Goals =
**a)** Using the papercut copyright text, decide whether each statement agrees with it: (i) The Defendant attended the hearing. (ii) District Judge Clarke determined whether the works were drawings or graphic works. (iii) Every papercut in the case was hand drawn before being hand cut. Answer each with yes or no, followed by the deciding words quoted from the text.
**b)** Reproduce the papercut copyright text word for word between "DJ Clarke [hold" and "in fashion and homewares).", inclusive.

:: Text segment

Cut and run: avoiding categorisation and commonplace ideas in the medium of papercutting

Dorothea Thompson
Can you infringe copyright in a papercut? Apparently the answer is yes, as Katfriend and young IP enthusiast Dorothea Thompson (Davenport Lyons) explains:

"A well-placed paper cut can be one of the more painful occupational hazards of the office-dwelling IP practitioner [but also cats, explains Merpel]. But in the field of artistic works and copyright infringement, the effects of papercuts run deeper, as is apparent in the recent decision of the High Court of Justice of England and Wales in Taylor v Maguire, in a case for copyright infringement in works produced by the method of papercutting

The Claimant exhibits and sells her original artistic works under the name Folk Paper Art, including via a blog, Facebook page, and British crafting website Folksy. The Defendant produces papercut works with her teenage daughter. It was asserted that the seven works in question in this case were produced for the daughter's GCSE art portfolio, for personal enjoyment, and/or sold via craft fairs, as well as displayed on Facebook.
  
In her judgment of 3 December, District Judge Clarke helpfully set out the law in detail, in order to "assist the unrepresented Defendant, who did not attend the hearing, in understanding it". Two points of interest stand out:

(1) the lack of determination regarding the type of artistic work in question; and
(2) the lack of assessment of features 'commonplace' in current papercut works.

Lack of determination regarding the type of artistic work in question

DJ Clarke [hold on a second, IP hipsters: DJ stands for “District Judge”, not a cool disc-jockey you have not yet heard of] did not decide whether the works were drawings or graphic works – and said she did not need to make the distinction. It may appear obvious that a papercut, as an item of aesthetic appeal, falls under the general header of 'artistic work' - but this sounds dangerously like the “you know it when you see it” ‘elephant test’ condemned by the Supreme Court in 2011 in Lucasfilm v Ainsworth

In papercutting, the end result is produced by the contrasting effect of selective cut-outs, somewhat akin to woodcuts, or engravings.  However, the design is often drawn out first; all of the papercuts in the case were hand drawn before being hand cut (cf digital design and laser cutting, popular for example in fashion and homewares).

::::
:: Raw data

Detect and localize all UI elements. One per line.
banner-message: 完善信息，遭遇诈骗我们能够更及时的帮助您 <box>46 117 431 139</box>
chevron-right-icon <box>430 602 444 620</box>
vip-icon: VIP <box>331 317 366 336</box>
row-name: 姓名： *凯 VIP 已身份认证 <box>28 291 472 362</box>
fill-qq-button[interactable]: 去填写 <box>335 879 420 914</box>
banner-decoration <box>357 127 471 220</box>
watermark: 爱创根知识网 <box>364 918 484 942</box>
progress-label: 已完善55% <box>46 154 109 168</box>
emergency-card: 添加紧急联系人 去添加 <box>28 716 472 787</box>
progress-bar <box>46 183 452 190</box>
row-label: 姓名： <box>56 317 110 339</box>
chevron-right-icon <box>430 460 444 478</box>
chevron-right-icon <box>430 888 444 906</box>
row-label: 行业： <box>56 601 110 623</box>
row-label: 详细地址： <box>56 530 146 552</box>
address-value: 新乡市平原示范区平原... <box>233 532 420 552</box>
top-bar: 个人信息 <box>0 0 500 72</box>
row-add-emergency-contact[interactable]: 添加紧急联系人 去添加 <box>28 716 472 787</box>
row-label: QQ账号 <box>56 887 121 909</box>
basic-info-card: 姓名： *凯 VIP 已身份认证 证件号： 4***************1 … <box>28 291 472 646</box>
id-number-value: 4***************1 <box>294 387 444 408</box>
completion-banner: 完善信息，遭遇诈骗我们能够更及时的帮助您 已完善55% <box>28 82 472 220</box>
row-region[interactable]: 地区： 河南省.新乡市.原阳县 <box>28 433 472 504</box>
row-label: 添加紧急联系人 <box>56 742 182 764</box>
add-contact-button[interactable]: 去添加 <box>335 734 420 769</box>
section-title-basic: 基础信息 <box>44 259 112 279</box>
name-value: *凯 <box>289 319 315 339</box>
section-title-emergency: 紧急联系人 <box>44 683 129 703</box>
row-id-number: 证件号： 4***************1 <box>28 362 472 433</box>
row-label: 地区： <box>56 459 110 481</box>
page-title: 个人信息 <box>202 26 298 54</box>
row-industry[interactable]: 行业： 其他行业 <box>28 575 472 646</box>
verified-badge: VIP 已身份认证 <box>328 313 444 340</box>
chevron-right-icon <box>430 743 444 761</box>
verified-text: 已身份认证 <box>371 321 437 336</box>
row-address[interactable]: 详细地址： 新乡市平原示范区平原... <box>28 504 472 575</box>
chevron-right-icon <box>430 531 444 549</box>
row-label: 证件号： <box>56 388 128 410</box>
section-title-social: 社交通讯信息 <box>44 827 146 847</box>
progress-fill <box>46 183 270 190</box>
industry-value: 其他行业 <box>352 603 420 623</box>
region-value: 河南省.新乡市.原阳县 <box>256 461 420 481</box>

::::

Answers to the exercises =
**a)**
(i) No: "who did not attend the hearing"
(ii) No: "did not decide whether the works were drawings or graphic works"
(iii) Yes: "all of the papercuts in the case were hand drawn before being hand cut"

**b)**
DJ Clarke [hold on a second, IP hipsters: DJ stands for “District Judge”, not a cool disc-jockey you have not yet heard of] did not decide whether the works were drawings or graphic works – and said she did not need to make the distinction. It may appear obvious that a papercut, as an item of aesthetic appeal, falls under the general header of 'artistic work' - but this sounds dangerously like the “you know it when you see it” ‘elephant test’ condemned by the Supreme Court in 2011 in Lucasfilm v Ainsworth

In papercutting, the end result is produced by the contrasting effect of selective cut-outs, somewhat akin to woodcuts, or engravings.  However, the design is often drawn out first; all of the papercuts in the case were hand drawn before being hand cut (cf digital design and laser cutting, popular for example in fashion and homewares).